# Given records:
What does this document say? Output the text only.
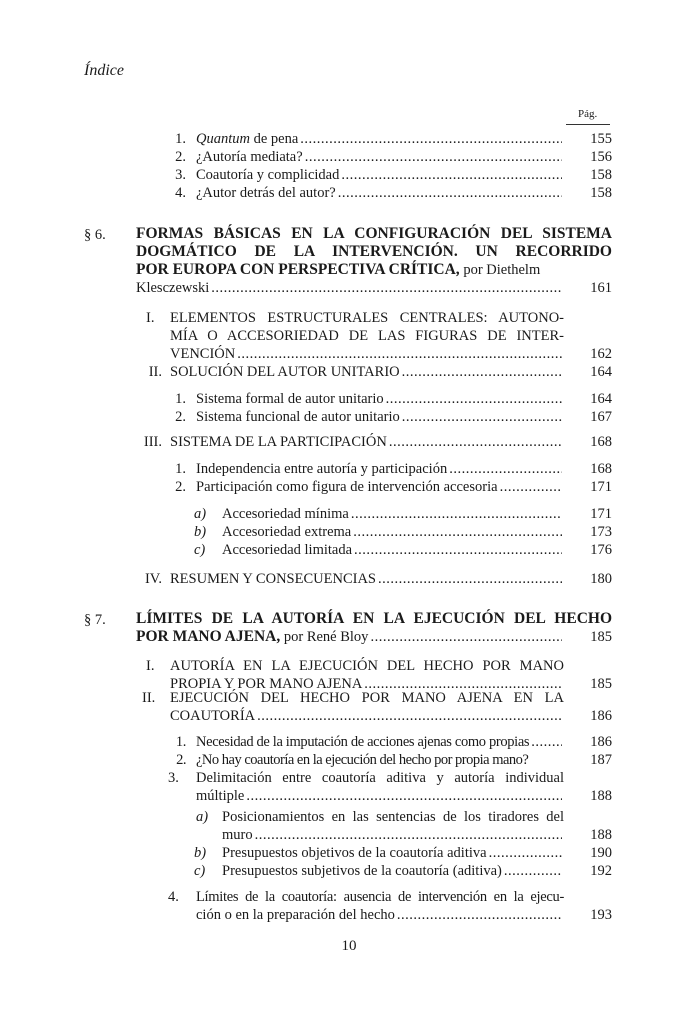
Índice
Pág.
1. Quantum de pena .....	155
2. ¿Autoría mediata? .....	156
3. Coautoría y complicidad .....	158
4. ¿Autor detrás del autor? .....	158
§ 6. FORMAS BÁSICAS EN LA CONFIGURACIÓN DEL SISTEMA
DOGMÁTICO DE LA INTERVENCIÓN. UN RECORRIDO
POR EUROPA CON PERSPECTIVA CRÍTICA, por Diethelm
Klesczewski .....	161
I. ELEMENTOS ESTRUCTURALES CENTRALES: AUTONO-
MÍA O ACCESORIEDAD DE LAS FIGURAS DE INTER-
VENCIÓN .....	162
II. SOLUCIÓN DEL AUTOR UNITARIO .....	164
1. Sistema formal de autor unitario .....	164
2. Sistema funcional de autor unitario .....	167
III. SISTEMA DE LA PARTICIPACIÓN .....	168
1. Independencia entre autoría y participación .....	168
2. Participación como figura de intervención accesoria .....	171
a) Accesoriedad mínima .....	171
b) Accesoriedad extrema .....	173
c)	Accesoriedad limitada .....	176
IV. RESUMEN Y CONSECUENCIAS .....	180
§ 7. LÍMITES DE LA AUTORÍA EN LA EJECUCIÓN DEL HECHO
POR MANO AJENA, por René Bloy .....	185
I. AUTORÍA EN LA EJECUCIÓN DEL HECHO POR MANO
PROPIA Y POR MANO AJENA .....	185
II. EJECUCIÓN DEL HECHO POR MANO AJENA EN LA
COAUTORÍA .....	186
1. Necesidad de la imputación de acciones ajenas como propias .....	186
2. ¿No hay coautoría en la ejecución del hecho por propia mano?	187
3. Delimitación entre coautoría aditiva y autoría individual
múltiple .....	188
a) Posicionamientos en las sentencias de los tiradores del
muro .....	188
b) Presupuestos objetivos de la coautoría aditiva .....	190
c)	Presupuestos subjetivos de la coautoría (aditiva) .....	192
4. Límites de la coautoría: ausencia de intervención en la ejecu-
ción o en la preparación del hecho .....	193
10
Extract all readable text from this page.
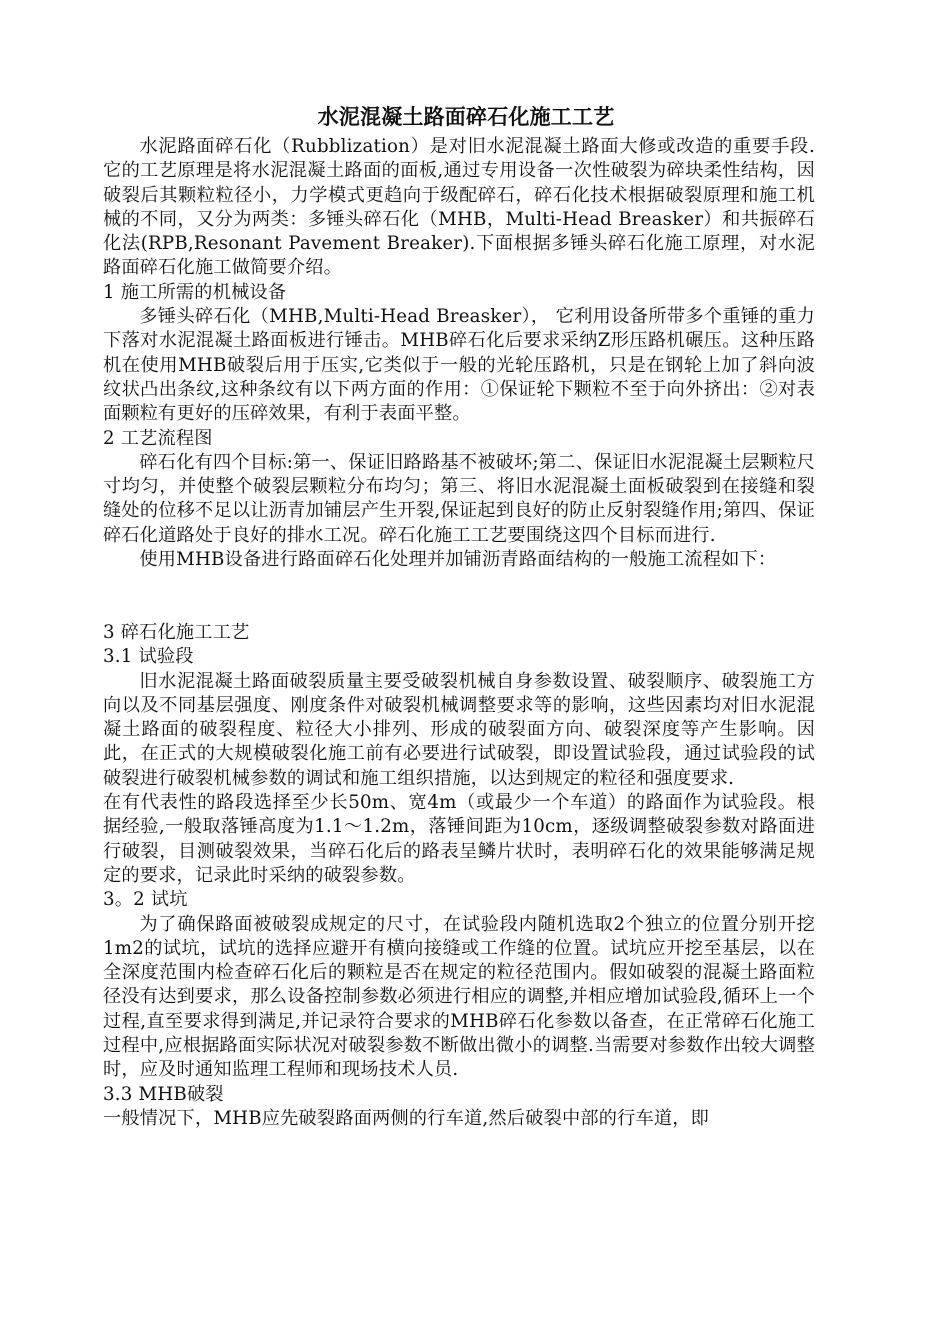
水泥混凝土路面碎石化施工工艺

水泥路面碎石化（Rubblization）是对旧水泥混凝土路面大修或改造的重要手段.它的工艺原理是将水泥混凝土路面的面板,通过专用设备一次性破裂为碎块柔性结构，因破裂后其颗粒粒径小，力学模式更趋向于级配碎石，碎石化技术根据破裂原理和施工机械的不同，又分为两类：多锤头碎石化（MHB，Multi-Head Breasker）和共振碎石化法(RPB,Resonant Pavement Breaker).下面根据多锤头碎石化施工原理，对水泥路面碎石化施工做简要介绍。

1 施工所需的机械设备

多锤头碎石化（MHB,Multi-Head Breasker）， 它利用设备所带多个重锤的重力下落对水泥混凝土路面板进行锤击。MHB碎石化后要求采纳Z形压路机碾压。这种压路机在使用MHB破裂后用于压实,它类似于一般的光轮压路机，只是在钢轮上加了斜向波纹状凸出条纹,这种条纹有以下两方面的作用：①保证轮下颗粒不至于向外挤出：②对表面颗粒有更好的压碎效果，有利于表面平整。

2 工艺流程图

碎石化有四个目标:第一、保证旧路路基不被破坏;第二、保证旧水泥混凝土层颗粒尺寸均匀，并使整个破裂层颗粒分布均匀；第三、将旧水泥混凝土面板破裂到在接缝和裂缝处的位移不足以让沥青加铺层产生开裂,保证起到良好的防止反射裂缝作用;第四、保证碎石化道路处于良好的排水工况。碎石化施工工艺要围绕这四个目标而进行.

使用MHB设备进行路面碎石化处理并加铺沥青路面结构的一般施工流程如下：

3 碎石化施工工艺

3.1 试验段

旧水泥混凝土路面破裂质量主要受破裂机械自身参数设置、破裂顺序、破裂施工方向以及不同基层强度、刚度条件对破裂机械调整要求等的影响，这些因素均对旧水泥混凝土路面的破裂程度、粒径大小排列、形成的破裂面方向、破裂深度等产生影响。因此，在正式的大规模破裂化施工前有必要进行试破裂，即设置试验段，通过试验段的试破裂进行破裂机械参数的调试和施工组织措施，以达到规定的粒径和强度要求.

在有代表性的路段选择至少长50m、宽4m（或最少一个车道）的路面作为试验段。根据经验,一般取落锤高度为1.1～1.2m，落锤间距为10cm，逐级调整破裂参数对路面进行破裂，目测破裂效果，当碎石化后的路表呈鳞片状时，表明碎石化的效果能够满足规定的要求，记录此时采纳的破裂参数。

3。2 试坑

为了确保路面被破裂成规定的尺寸，在试验段内随机选取2个独立的位置分别开挖1m2的试坑，试坑的选择应避开有横向接缝或工作缝的位置。试坑应开挖至基层，以在全深度范围内检查碎石化后的颗粒是否在规定的粒径范围内。假如破裂的混凝土路面粒径没有达到要求，那么设备控制参数必须进行相应的调整,并相应增加试验段,循环上一个过程,直至要求得到满足,并记录符合要求的MHB碎石化参数以备查，在正常碎石化施工过程中,应根据路面实际状况对破裂参数不断做出微小的调整.当需要对参数作出较大调整时，应及时通知监理工程师和现场技术人员.

3.3 MHB破裂

一般情况下，MHB应先破裂路面两侧的行车道,然后破裂中部的行车道，即
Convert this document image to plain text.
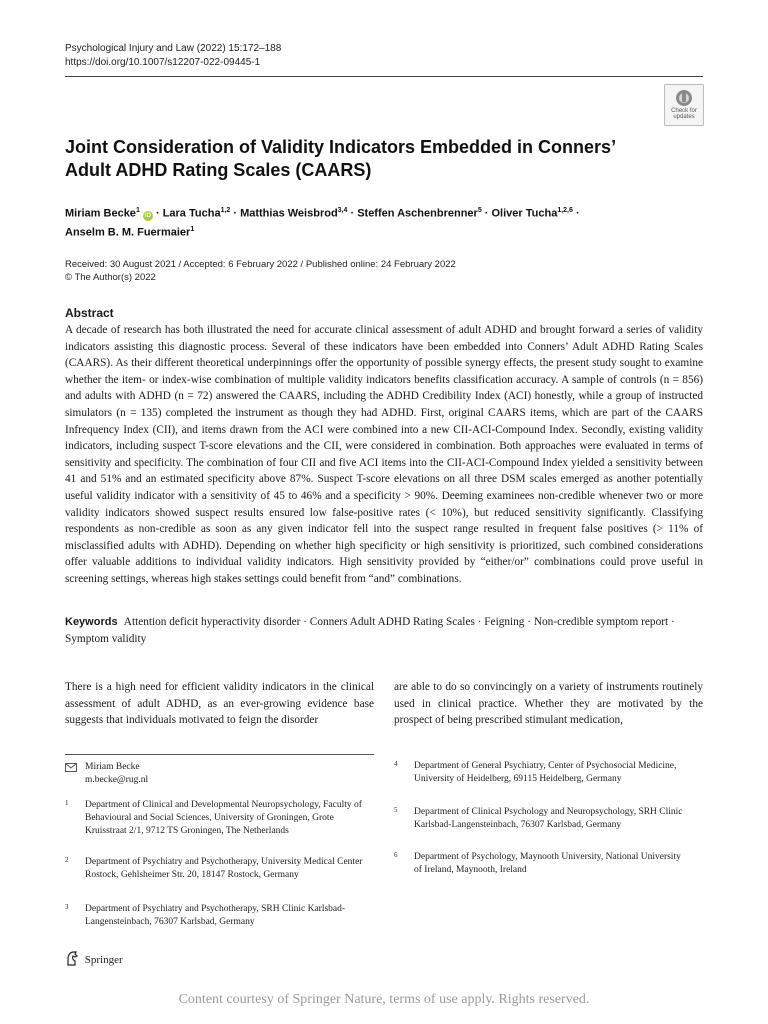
Psychological Injury and Law (2022) 15:172–188
https://doi.org/10.1007/s12207-022-09445-1
Check for
updates
Joint Consideration of Validity Indicators Embedded in Conners’ Adult ADHD Rating Scales (CAARS)
Miriam Becke$^1$ iD · Lara Tucha$^{1,2}$ · Matthias Weisbrod$^{3,4}$ · Steffen Aschenbrenner$^5$ · Oliver Tucha$^{1,2,6}$ ·
Anselm B. M. Fuermaier$^1$
Received: 30 August 2021 / Accepted: 6 February 2022 / Published online: 24 February 2022
© The Author(s) 2022
Abstract
A decade of research has both illustrated the need for accurate clinical assessment of adult ADHD and brought forward a series of validity indicators assisting this diagnostic process. Several of these indicators have been embedded into Conners’ Adult ADHD Rating Scales (CAARS). As their different theoretical underpinnings offer the opportunity of possible synergy effects, the present study sought to examine whether the item- or index-wise combination of multiple validity indicators benefits classification accuracy. A sample of controls (n = 856) and adults with ADHD (n = 72) answered the CAARS, including the ADHD Credibility Index (ACI) honestly, while a group of instructed simulators (n = 135) completed the instrument as though they had ADHD. First, original CAARS items, which are part of the CAARS Infrequency Index (CII), and items drawn from the ACI were combined into a new CII-ACI-Compound Index. Secondly, existing validity indicators, including suspect T-score elevations and the CII, were considered in combination. Both approaches were evaluated in terms of sensitivity and specificity. The combination of four CII and five ACI items into the CII-ACI-Compound Index yielded a sensitivity between 41 and 51% and an estimated specificity above 87%. Suspect T-score elevations on all three DSM scales emerged as another potentially useful validity indicator with a sensitivity of 45 to 46% and a specificity > 90%. Deeming examinees non-credible whenever two or more validity indicators showed suspect results ensured low false-positive rates (< 10%), but reduced sensitivity significantly. Classifying respondents as non-credible as soon as any given indicator fell into the suspect range resulted in frequent false positives (> 11% of misclassified adults with ADHD). Depending on whether high specificity or high sensitivity is prioritized, such combined considerations offer valuable additions to individual validity indicators. High sensitivity provided by “either/or” combinations could prove useful in screening settings, whereas high stakes settings could benefit from “and” combinations.
Keywords Attention deficit hyperactivity disorder · Conners Adult ADHD Rating Scales · Feigning · Non-credible symptom report · Symptom validity
There is a high need for efficient validity indicators in the clinical assessment of adult ADHD, as an ever-growing evidence base suggests that individuals motivated to feign the disorder
are able to do so convincingly on a variety of instruments routinely used in clinical practice. Whether they are motivated by the prospect of being prescribed stimulant medication,
Miriam Becke
m.becke@rug.nl
1 Department of Clinical and Developmental Neuropsychology, Faculty of Behavioural and Social Sciences, University of Groningen, Grote Kruisstraat 2/1, 9712 TS Groningen, The Netherlands
2 Department of Psychiatry and Psychotherapy, University Medical Center Rostock, Gehlsheimer Str. 20, 18147 Rostock, Germany
3 Department of Psychiatry and Psychotherapy, SRH Clinic Karlsbad-Langensteinbach, 76307 Karlsbad, Germany
4 Department of General Psychiatry, Center of Psychosocial Medicine, University of Heidelberg, 69115 Heidelberg, Germany
5 Department of Clinical Psychology and Neuropsychology, SRH Clinic Karlsbad-Langensteinbach, 76307 Karlsbad, Germany
6 Department of Psychology, Maynooth University, National University of Ireland, Maynooth, Ireland
Springer
Content courtesy of Springer Nature, terms of use apply. Rights reserved.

# Goal:
Take every line from the records above that has the word "disorder" and copy it.

# Task response:
Keywords Attention deficit hyperactivity disorder · Conners Adult ADHD Rating Scales · Feigning · Non-credible symptom report · Symptom validity
There is a high need for efficient validity indicators in the clinical assessment of adult ADHD, as an ever-growing evidence base suggests that individuals motivated to feign the disorder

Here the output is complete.